┌────────

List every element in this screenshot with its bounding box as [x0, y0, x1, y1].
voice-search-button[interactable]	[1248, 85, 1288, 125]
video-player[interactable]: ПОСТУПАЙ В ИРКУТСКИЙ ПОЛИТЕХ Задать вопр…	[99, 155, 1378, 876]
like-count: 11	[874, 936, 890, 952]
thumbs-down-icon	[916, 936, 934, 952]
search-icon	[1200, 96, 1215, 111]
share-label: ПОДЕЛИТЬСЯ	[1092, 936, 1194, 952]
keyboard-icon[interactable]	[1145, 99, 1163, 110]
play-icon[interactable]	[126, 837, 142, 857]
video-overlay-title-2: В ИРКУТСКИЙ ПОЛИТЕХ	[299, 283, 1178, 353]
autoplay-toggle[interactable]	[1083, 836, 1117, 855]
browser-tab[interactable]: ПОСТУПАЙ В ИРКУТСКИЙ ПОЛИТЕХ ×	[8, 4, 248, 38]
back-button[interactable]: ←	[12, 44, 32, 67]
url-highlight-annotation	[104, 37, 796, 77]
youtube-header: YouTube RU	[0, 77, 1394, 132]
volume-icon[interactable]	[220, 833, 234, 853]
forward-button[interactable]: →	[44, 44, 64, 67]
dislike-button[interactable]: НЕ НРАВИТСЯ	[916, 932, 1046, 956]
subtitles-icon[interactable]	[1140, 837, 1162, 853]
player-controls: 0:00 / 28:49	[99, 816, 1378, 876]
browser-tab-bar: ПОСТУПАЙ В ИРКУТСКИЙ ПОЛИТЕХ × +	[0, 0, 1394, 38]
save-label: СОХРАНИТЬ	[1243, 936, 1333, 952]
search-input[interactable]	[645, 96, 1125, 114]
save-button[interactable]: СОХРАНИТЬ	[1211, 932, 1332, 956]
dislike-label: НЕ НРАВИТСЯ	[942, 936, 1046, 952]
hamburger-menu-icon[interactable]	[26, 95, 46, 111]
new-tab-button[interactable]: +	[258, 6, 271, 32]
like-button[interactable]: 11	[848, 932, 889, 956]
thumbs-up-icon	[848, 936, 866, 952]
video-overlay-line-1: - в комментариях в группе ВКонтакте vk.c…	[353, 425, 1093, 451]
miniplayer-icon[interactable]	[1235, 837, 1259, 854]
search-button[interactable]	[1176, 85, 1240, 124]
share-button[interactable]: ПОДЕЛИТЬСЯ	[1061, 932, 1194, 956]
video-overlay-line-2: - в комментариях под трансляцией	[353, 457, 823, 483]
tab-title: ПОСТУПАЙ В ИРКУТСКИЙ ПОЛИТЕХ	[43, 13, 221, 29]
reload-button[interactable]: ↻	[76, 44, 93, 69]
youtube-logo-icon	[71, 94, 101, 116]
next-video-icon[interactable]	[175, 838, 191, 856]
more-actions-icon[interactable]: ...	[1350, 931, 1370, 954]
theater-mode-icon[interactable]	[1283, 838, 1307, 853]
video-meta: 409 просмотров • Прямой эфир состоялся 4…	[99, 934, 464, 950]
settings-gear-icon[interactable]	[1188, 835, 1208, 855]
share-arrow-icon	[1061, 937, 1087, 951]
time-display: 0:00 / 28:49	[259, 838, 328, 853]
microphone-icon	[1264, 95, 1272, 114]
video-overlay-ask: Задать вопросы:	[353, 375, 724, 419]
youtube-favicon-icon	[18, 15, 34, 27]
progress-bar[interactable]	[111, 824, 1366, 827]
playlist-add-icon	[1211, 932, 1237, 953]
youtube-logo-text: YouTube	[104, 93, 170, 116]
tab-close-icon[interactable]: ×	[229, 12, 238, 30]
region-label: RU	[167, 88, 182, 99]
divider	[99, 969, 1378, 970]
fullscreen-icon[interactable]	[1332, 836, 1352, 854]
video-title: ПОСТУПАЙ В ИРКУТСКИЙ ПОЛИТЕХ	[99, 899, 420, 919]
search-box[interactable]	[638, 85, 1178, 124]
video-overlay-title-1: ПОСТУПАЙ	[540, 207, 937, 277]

└────────
┌────────

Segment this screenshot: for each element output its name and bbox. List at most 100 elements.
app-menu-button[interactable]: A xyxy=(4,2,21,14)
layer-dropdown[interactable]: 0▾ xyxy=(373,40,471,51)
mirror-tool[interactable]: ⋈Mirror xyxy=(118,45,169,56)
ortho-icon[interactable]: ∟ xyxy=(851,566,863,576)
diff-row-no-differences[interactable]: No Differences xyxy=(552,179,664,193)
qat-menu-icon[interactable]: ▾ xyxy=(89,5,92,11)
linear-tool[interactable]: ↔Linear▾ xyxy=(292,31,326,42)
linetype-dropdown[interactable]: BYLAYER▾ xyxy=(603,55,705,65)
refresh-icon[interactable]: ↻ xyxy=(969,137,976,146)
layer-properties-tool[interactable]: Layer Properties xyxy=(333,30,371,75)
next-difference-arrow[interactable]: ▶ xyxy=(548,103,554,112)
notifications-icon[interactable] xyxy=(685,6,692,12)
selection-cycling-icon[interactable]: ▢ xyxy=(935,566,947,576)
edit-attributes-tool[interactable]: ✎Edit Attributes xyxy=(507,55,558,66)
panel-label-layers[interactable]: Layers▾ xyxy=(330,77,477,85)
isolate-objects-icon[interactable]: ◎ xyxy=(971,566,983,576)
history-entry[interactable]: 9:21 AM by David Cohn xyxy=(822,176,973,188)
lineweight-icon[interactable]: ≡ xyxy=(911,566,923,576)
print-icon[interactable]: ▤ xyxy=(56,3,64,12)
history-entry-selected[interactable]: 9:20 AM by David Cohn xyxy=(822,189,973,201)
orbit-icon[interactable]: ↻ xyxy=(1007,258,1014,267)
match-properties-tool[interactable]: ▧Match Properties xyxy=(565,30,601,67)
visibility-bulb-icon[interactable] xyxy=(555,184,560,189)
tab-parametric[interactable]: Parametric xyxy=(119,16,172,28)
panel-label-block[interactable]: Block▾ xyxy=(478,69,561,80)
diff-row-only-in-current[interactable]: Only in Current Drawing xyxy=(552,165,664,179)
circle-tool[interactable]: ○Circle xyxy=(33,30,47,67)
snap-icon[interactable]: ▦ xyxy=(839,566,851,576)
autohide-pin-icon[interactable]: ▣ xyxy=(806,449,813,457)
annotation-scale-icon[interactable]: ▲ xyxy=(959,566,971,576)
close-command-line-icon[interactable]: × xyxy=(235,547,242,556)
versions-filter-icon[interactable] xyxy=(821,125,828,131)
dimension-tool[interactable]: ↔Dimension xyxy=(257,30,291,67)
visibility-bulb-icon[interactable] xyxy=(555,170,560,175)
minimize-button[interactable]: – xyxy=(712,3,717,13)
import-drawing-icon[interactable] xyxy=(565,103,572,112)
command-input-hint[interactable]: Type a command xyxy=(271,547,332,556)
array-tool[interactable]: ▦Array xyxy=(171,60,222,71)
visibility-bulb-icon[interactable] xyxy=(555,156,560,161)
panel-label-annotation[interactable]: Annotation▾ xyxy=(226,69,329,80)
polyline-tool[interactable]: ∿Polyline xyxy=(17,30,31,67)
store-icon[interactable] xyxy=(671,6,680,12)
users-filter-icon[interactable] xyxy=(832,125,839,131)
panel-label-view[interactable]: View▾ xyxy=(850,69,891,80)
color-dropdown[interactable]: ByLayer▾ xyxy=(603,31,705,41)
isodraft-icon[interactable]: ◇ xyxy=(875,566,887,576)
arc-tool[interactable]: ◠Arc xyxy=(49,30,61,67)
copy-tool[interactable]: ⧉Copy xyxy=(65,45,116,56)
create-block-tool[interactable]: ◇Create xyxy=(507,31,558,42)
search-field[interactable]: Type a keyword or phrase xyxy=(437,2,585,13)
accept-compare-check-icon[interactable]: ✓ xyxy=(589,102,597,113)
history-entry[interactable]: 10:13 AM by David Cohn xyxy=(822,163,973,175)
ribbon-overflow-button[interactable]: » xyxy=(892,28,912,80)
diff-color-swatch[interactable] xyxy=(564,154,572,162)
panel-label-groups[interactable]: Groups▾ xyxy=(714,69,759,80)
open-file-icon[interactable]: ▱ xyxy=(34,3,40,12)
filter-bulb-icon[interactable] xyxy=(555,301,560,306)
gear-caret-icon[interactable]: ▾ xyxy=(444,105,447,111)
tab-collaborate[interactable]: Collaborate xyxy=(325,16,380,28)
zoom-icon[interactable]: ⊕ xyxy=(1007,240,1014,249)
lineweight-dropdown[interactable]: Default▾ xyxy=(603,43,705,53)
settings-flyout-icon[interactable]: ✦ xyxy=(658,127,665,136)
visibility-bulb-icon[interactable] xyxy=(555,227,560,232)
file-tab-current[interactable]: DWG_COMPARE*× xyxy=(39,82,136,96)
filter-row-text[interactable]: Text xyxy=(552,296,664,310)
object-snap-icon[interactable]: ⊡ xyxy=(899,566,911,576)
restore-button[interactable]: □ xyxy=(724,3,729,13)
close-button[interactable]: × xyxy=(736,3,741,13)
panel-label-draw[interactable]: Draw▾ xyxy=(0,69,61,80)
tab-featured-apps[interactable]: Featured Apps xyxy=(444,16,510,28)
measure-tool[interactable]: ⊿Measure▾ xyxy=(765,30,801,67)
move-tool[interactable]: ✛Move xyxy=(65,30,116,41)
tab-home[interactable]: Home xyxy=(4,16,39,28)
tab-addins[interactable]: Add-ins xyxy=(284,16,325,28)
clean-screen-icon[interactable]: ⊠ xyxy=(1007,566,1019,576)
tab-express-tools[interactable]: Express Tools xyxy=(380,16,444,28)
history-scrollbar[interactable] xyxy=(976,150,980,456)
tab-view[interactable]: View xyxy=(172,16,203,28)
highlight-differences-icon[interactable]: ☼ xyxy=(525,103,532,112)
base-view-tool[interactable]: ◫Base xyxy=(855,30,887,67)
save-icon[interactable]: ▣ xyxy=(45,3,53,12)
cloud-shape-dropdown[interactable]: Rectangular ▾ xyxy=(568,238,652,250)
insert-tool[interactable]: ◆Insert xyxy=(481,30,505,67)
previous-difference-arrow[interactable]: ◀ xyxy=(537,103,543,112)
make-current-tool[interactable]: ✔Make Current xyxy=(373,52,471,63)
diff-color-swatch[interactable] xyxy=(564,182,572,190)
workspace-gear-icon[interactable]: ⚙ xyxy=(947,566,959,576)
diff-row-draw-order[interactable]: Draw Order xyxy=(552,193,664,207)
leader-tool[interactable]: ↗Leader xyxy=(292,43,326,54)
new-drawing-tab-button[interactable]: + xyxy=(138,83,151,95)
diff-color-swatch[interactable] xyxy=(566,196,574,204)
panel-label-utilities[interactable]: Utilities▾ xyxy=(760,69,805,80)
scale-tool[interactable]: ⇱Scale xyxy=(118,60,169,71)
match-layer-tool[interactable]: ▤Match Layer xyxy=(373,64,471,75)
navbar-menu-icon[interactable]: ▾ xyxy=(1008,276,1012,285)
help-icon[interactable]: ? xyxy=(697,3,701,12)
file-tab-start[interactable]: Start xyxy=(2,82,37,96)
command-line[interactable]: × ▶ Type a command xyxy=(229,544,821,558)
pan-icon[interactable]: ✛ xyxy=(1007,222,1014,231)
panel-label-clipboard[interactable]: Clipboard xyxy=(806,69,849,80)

└────────

▶ _Written task_:
Transcribe the lines above, starting at the line containing "Segment this screenshot: for" and ending at the line containing "panel-label-block[interactable]: Block▾ xyxy=(478,69,561,80)", both included.

▶ _Expected answer_:
Segment this screenshot: for each element output its name and bbox. List at most 100 elements.
app-menu-button[interactable]: A xyxy=(4,2,21,14)
layer-dropdown[interactable]: 0▾ xyxy=(373,40,471,51)
mirror-tool[interactable]: ⋈Mirror xyxy=(118,45,169,56)
ortho-icon[interactable]: ∟ xyxy=(851,566,863,576)
diff-row-no-differences[interactable]: No Differences xyxy=(552,179,664,193)
qat-menu-icon[interactable]: ▾ xyxy=(89,5,92,11)
linear-tool[interactable]: ↔Linear▾ xyxy=(292,31,326,42)
linetype-dropdown[interactable]: BYLAYER▾ xyxy=(603,55,705,65)
refresh-icon[interactable]: ↻ xyxy=(969,137,976,146)
layer-properties-tool[interactable]: Layer Properties xyxy=(333,30,371,75)
next-difference-arrow[interactable]: ▶ xyxy=(548,103,554,112)
notifications-icon[interactable] xyxy=(685,6,692,12)
selection-cycling-icon[interactable]: ▢ xyxy=(935,566,947,576)
edit-attributes-tool[interactable]: ✎Edit Attributes xyxy=(507,55,558,66)
panel-label-layers[interactable]: Layers▾ xyxy=(330,77,477,85)
isolate-objects-icon[interactable]: ◎ xyxy=(971,566,983,576)
history-entry[interactable]: 9:21 AM by David Cohn xyxy=(822,176,973,188)
lineweight-icon[interactable]: ≡ xyxy=(911,566,923,576)
print-icon[interactable]: ▤ xyxy=(56,3,64,12)
history-entry-selected[interactable]: 9:20 AM by David Cohn xyxy=(822,189,973,201)
orbit-icon[interactable]: ↻ xyxy=(1007,258,1014,267)
match-properties-tool[interactable]: ▧Match Properties xyxy=(565,30,601,67)
visibility-bulb-icon[interactable] xyxy=(555,184,560,189)
tab-parametric[interactable]: Parametric xyxy=(119,16,172,28)
panel-label-block[interactable]: Block▾ xyxy=(478,69,561,80)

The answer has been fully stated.